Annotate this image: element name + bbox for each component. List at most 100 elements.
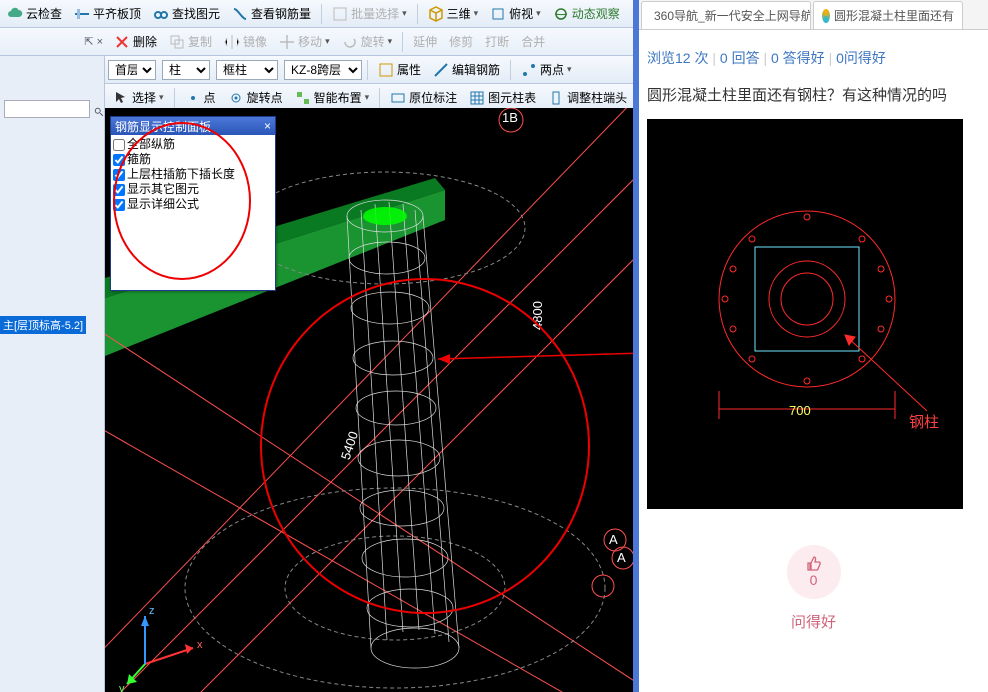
rotate-button[interactable]: 旋转▾: [337, 30, 398, 53]
browser-pane: 360导航_新一代安全上网导航 ✕ 圆形混凝土柱里面还有 浏览12 次 | 0 …: [639, 0, 988, 692]
floor-tag[interactable]: 主[层顶标高-5.2]: [0, 316, 86, 334]
cloud-check-button[interactable]: 云检查: [2, 2, 67, 25]
batch-select-button[interactable]: 批量选择 ▾: [327, 2, 412, 25]
tab-question[interactable]: 圆形混凝土柱里面还有: [813, 1, 963, 29]
dim-4800: 4800: [530, 301, 545, 330]
point-label: 点: [204, 89, 216, 106]
find-element-button[interactable]: 查找图元: [148, 2, 225, 25]
caret-icon: ▾: [474, 8, 479, 19]
cloud-check-label: 云检查: [26, 5, 62, 22]
view-3d-label: 三维: [447, 5, 471, 22]
attributes-button[interactable]: 属性: [373, 58, 426, 81]
panel-title: 钢筋显示控制面板: [115, 118, 211, 135]
delete-button[interactable]: 删除: [109, 30, 162, 53]
align-slab-label: 平齐板顶: [93, 5, 141, 22]
panel-titlebar[interactable]: 钢筋显示控制面板 ×: [111, 117, 275, 135]
orbit-label: 动态观察: [572, 5, 620, 22]
search-input[interactable]: [4, 100, 90, 118]
toolbar-row-2: ⇱ × 删除 复制 镜像 移动▾ 旋转▾ 延伸 修剪 打断 合并: [0, 28, 639, 56]
cloud-icon: [7, 6, 23, 22]
chk-all-long[interactable]: [113, 139, 125, 151]
type-select[interactable]: 框柱: [216, 60, 278, 80]
two-points-button[interactable]: 两点▾: [516, 58, 577, 81]
caret-icon: ▾: [567, 64, 572, 75]
chk-label: 上层柱插筋下插长度: [127, 167, 235, 182]
orbit-button[interactable]: 动态观察: [548, 2, 625, 25]
trim-label: 修剪: [449, 33, 473, 50]
caret-icon: ▾: [536, 8, 541, 19]
edit-rebar-button[interactable]: 编辑钢筋: [428, 58, 505, 81]
chk-upper-insert[interactable]: [113, 169, 125, 181]
stat-good-question[interactable]: 0问得好: [836, 50, 886, 66]
break-label: 打断: [485, 33, 509, 50]
rotpt-icon: [228, 90, 244, 106]
category-select[interactable]: 柱: [162, 60, 210, 80]
merge-button[interactable]: 合并: [516, 30, 550, 53]
extend-button[interactable]: 延伸: [408, 30, 442, 53]
toolbar-row-1: 云检查 平齐板顶 查找图元 查看钢筋量 批量选择 ▾ 三维 ▾ 俯视: [0, 0, 639, 28]
point-button[interactable]: 点: [180, 86, 221, 109]
chk-detail-formula[interactable]: [113, 199, 125, 211]
steel-column-label: 钢柱: [909, 411, 939, 432]
break-button[interactable]: 打断: [480, 30, 514, 53]
stat-views[interactable]: 浏览12 次: [647, 50, 708, 66]
panel-pin-controls[interactable]: ⇱ ×: [2, 35, 107, 48]
left-panel: 主[层顶标高-5.2]: [0, 56, 105, 692]
move-label: 移动: [298, 33, 322, 50]
separator: [379, 88, 380, 108]
separator: [321, 4, 322, 24]
rebar-quantity-button[interactable]: 查看钢筋量: [227, 2, 316, 25]
member-select[interactable]: KZ-8跨层: [284, 60, 362, 80]
rotate-label: 旋转: [361, 33, 385, 50]
orig-note-button[interactable]: 原位标注: [385, 86, 462, 109]
copy-button[interactable]: 复制: [164, 30, 217, 53]
top-view-button[interactable]: 俯视 ▾: [485, 2, 546, 25]
chk-label: 显示其它图元: [127, 182, 199, 197]
favicon-e-icon: [822, 9, 830, 23]
chk-label: 箍筋: [127, 152, 151, 167]
mirror-button[interactable]: 镜像: [219, 30, 272, 53]
close-icon[interactable]: ×: [264, 119, 271, 133]
separator: [510, 60, 511, 80]
smart-layout-button[interactable]: 智能布置▾: [290, 86, 375, 109]
trim-button[interactable]: 修剪: [444, 30, 478, 53]
stat-good-answer[interactable]: 0 答得好: [771, 50, 825, 66]
topview-icon: [490, 6, 506, 22]
pin-close-label: ⇱ ×: [84, 35, 103, 48]
cube-icon: [428, 6, 444, 22]
smart-icon: [295, 90, 311, 106]
section-diagram: 700 钢柱: [647, 119, 963, 509]
chk-other-el[interactable]: [113, 184, 125, 196]
panel-body: 全部纵筋 箍筋 上层柱插筋下插长度 显示其它图元 显示详细公式: [111, 135, 275, 290]
mirror-label: 镜像: [243, 33, 267, 50]
adjust-head-button[interactable]: 调整柱端头: [543, 86, 632, 109]
delete-icon: [114, 34, 130, 50]
grid-label-1b: 1B: [502, 110, 518, 125]
rebar-qty-icon: [232, 6, 248, 22]
find-element-label: 查找图元: [172, 5, 220, 22]
rebar-display-panel[interactable]: 钢筋显示控制面板 × 全部纵筋 箍筋 上层柱插筋下插长度 显示其它图元 显示详细…: [110, 116, 276, 291]
align-icon: [74, 6, 90, 22]
rotation-point-label: 旋转点: [247, 89, 283, 106]
select-button[interactable]: 选择▾: [108, 86, 169, 109]
chk-label: 全部纵筋: [127, 137, 175, 152]
separator: [367, 60, 368, 80]
element-table-button[interactable]: 图元柱表: [464, 86, 541, 109]
tab-360nav[interactable]: 360导航_新一代安全上网导航 ✕: [641, 1, 811, 29]
svg-text:x: x: [197, 639, 203, 651]
rotation-point-button[interactable]: 旋转点: [223, 86, 288, 109]
stat-answers[interactable]: 0 回答: [720, 50, 760, 66]
chk-stirrup[interactable]: [113, 154, 125, 166]
move-button[interactable]: 移动▾: [274, 30, 335, 53]
view-3d-button[interactable]: 三维 ▾: [423, 2, 484, 25]
like-button[interactable]: 0: [787, 545, 841, 599]
binoculars-icon: [153, 6, 169, 22]
search-icon[interactable]: [94, 105, 104, 119]
caret-icon: ▾: [388, 36, 393, 47]
mirror-icon: [224, 34, 240, 50]
separator: [174, 88, 175, 108]
move-icon: [279, 34, 295, 50]
floor-select[interactable]: 首层: [108, 60, 156, 80]
batch-icon: [332, 6, 348, 22]
align-slab-button[interactable]: 平齐板顶: [69, 2, 146, 25]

━━━━

Write the material above as a JSON list of strings, one string per line, with blank lines and the pictures left out.

[
  "Annotate this image: element name + bbox for each component. List at most 100 elements.",
  "rotate-button[interactable]: 旋转▾: [337, 30, 398, 53]",
  "browser-pane: 360导航_新一代安全上网导航 ✕ 圆形混凝土柱里面还有 浏览12 次 | 0 …: [639, 0, 988, 692]",
  "floor-tag[interactable]: 主[层顶标高-5.2]: [0, 316, 86, 334]",
  "cloud-check-button[interactable]: 云检查: [2, 2, 67, 25]",
  "batch-select-button[interactable]: 批量选择 ▾: [327, 2, 412, 25]",
  "tab-question[interactable]: 圆形混凝土柱里面还有: [813, 1, 963, 29]",
  "dim-4800: 4800: [530, 301, 545, 330]",
  "point-label: 点: [204, 89, 216, 106]",
  "find-element-button[interactable]: 查找图元: [148, 2, 225, 25]",
  "caret-icon: ▾: [474, 8, 479, 19]",
  "cloud-check-label: 云检查: [26, 5, 62, 22]",
  "view-3d-label: 三维: [447, 5, 471, 22]",
  "attributes-button[interactable]: 属性: [373, 58, 426, 81]",
  "panel-title: 钢筋显示控制面板: [115, 118, 211, 135]",
  "delete-button[interactable]: 删除: [109, 30, 162, 53]",
  "align-slab-label: 平齐板顶: [93, 5, 141, 22]",
  "panel-titlebar[interactable]: 钢筋显示控制面板 ×: [111, 117, 275, 135]",
  "orbit-label: 动态观察: [572, 5, 620, 22]",
  "search-input[interactable]: [4, 100, 90, 118]",
  "toolbar-row-2: ⇱ × 删除 复制 镜像 移动▾ 旋转▾ 延伸 修剪 打断 合并: [0, 28, 639, 56]",
  "cloud-icon: [7, 6, 23, 22]",
  "chk-all-long[interactable]: [113, 139, 125, 151]",
  "type-select[interactable]: 框柱: [216, 60, 278, 80]",
  "two-points-button[interactable]: 两点▾: [516, 58, 577, 81]",
  "caret-icon: ▾: [567, 64, 572, 75]",
  "chk-label: 上层柱插筋下插长度: [127, 167, 235, 182]",
  "orbit-button[interactable]: 动态观察: [548, 2, 625, 25]",
  "trim-label: 修剪: [449, 33, 473, 50]",
  "caret-icon: ▾: [536, 8, 541, 19]",
  "edit-rebar-button[interactable]: 编辑钢筋: [428, 58, 505, 81]",
  "chk-upper-insert[interactable]: [113, 169, 125, 181]",
  "stat-good-question[interactable]: 0问得好: [836, 50, 886, 66]",
  "break-label: 打断: [485, 33, 509, 50]",
  "rotpt-icon: [228, 90, 244, 106]",
  "category-select[interactable]: 柱: [162, 60, 210, 80]",
  "merge-button[interactable]: 合并: [516, 30, 550, 53]",
  "extend-button[interactable]: 延伸: [408, 30, 442, 53]",
  "toolbar-row-1: 云检查 平齐板顶 查找图元 查看钢筋量 批量选择 ▾ 三维 ▾ 俯视: [0, 0, 639, 28]",
  "point-button[interactable]: 点: [180, 86, 221, 109]",
  "chk-detail-formula[interactable]: [113, 199, 125, 211]",
  "steel-column-label: 钢柱: [909, 411, 939, 432]",
  "break-button[interactable]: 打断: [480, 30, 514, 53]",
  "stat-views[interactable]: 浏览12 次: [647, 50, 708, 66]",
  "panel-pin-controls[interactable]: ⇱ ×: [2, 35, 107, 48]",
  "left-panel: 主[层顶标高-5.2]: [0, 56, 105, 692]",
  "move-label: 移动: [298, 33, 322, 50]",
  "separator: [379, 88, 380, 108]",
  "separator: [321, 4, 322, 24]",
  "rebar-quantity-button[interactable]: 查看钢筋量: [227, 2, 316, 25]",
  "member-select[interactable]: KZ-8跨层: [284, 60, 362, 80]",
  "rotate-label: 旋转: [361, 33, 385, 50]",
  "orig-note-button[interactable]: 原位标注: [385, 86, 462, 109]",
  "copy-button[interactable]: 复制: [164, 30, 217, 53]",
  "top-view-button[interactable]: 俯视 ▾: [485, 2, 546, 25]",
  "chk-label: 显示其它图元: [127, 182, 199, 197]",
  "favicon-e-icon: [822, 9, 830, 23]",
  "chk-label: 箍筋: [127, 152, 151, 167]",
  "mirror-button[interactable]: 镜像: [219, 30, 272, 53]",
  "close-icon[interactable]: ×: [264, 119, 271, 133]",
  "separator: [510, 60, 511, 80]",
  "smart-layout-button[interactable]: 智能布置▾: [290, 86, 375, 109]",
  "trim-button[interactable]: 修剪: [444, 30, 478, 53]",
  "stat-good-answer[interactable]: 0 答得好: [771, 50, 825, 66]",
  "topview-icon: [490, 6, 506, 22]",
  "pin-close-label: ⇱ ×: [84, 35, 103, 48]",
  "cube-icon: [428, 6, 444, 22]",
  "smart-icon: [295, 90, 311, 106]",
  "section-diagram: 700 钢柱: [647, 119, 963, 509]",
  "chk-other-el[interactable]: [113, 184, 125, 196]",
  "panel-body: 全部纵筋 箍筋 上层柱插筋下插长度 显示其它图元 显示详细公式: [111, 135, 275, 290]",
  "mirror-label: 镜像: [243, 33, 267, 50]",
  "adjust-head-button[interactable]: 调整柱端头: [543, 86, 632, 109]",
  "delete-icon: [114, 34, 130, 50]",
  "grid-label-1b: 1B: [502, 110, 518, 125]",
  "rebar-qty-icon: [232, 6, 248, 22]",
  "find-element-label: 查找图元: [172, 5, 220, 22]",
  "rebar-display-panel[interactable]: 钢筋显示控制面板 × 全部纵筋 箍筋 上层柱插筋下插长度 显示其它图元 显示详细…: [110, 116, 276, 291]",
  "align-icon: [74, 6, 90, 22]",
  "rotation-point-label: 旋转点: [247, 89, 283, 106]",
  "select-button[interactable]: 选择▾: [108, 86, 169, 109]",
  "chk-label: 全部纵筋: [127, 137, 175, 152]",
  "separator: [367, 60, 368, 80]",
  "element-table-button[interactable]: 图元柱表: [464, 86, 541, 109]",
  "tab-360nav[interactable]: 360导航_新一代安全上网导航 ✕: [641, 1, 811, 29]",
  "svg-text:x: x: [197, 639, 203, 651]",
  "rotation-point-button[interactable]: 旋转点: [223, 86, 288, 109]",
  "stat-answers[interactable]: 0 回答: [720, 50, 760, 66]",
  "chk-stirrup[interactable]: [113, 154, 125, 166]",
  "move-button[interactable]: 移动▾: [274, 30, 335, 53]",
  "view-3d-button[interactable]: 三维 ▾: [423, 2, 484, 25]",
  "like-button[interactable]: 0: [787, 545, 841, 599]",
  "binoculars-icon: [153, 6, 169, 22]",
  "search-icon[interactable]: [94, 105, 104, 119]",
  "caret-icon: ▾: [388, 36, 393, 47]",
  "mirror-icon: [224, 34, 240, 50]",
  "separator: [174, 88, 175, 108]",
  "move-icon: [279, 34, 295, 50]",
  "floor-select[interactable]: 首层: [108, 60, 156, 80]",
  "batch-icon: [332, 6, 348, 22]",
  "align-slab-button[interactable]: 平齐板顶: [69, 2, 146, 25]"
]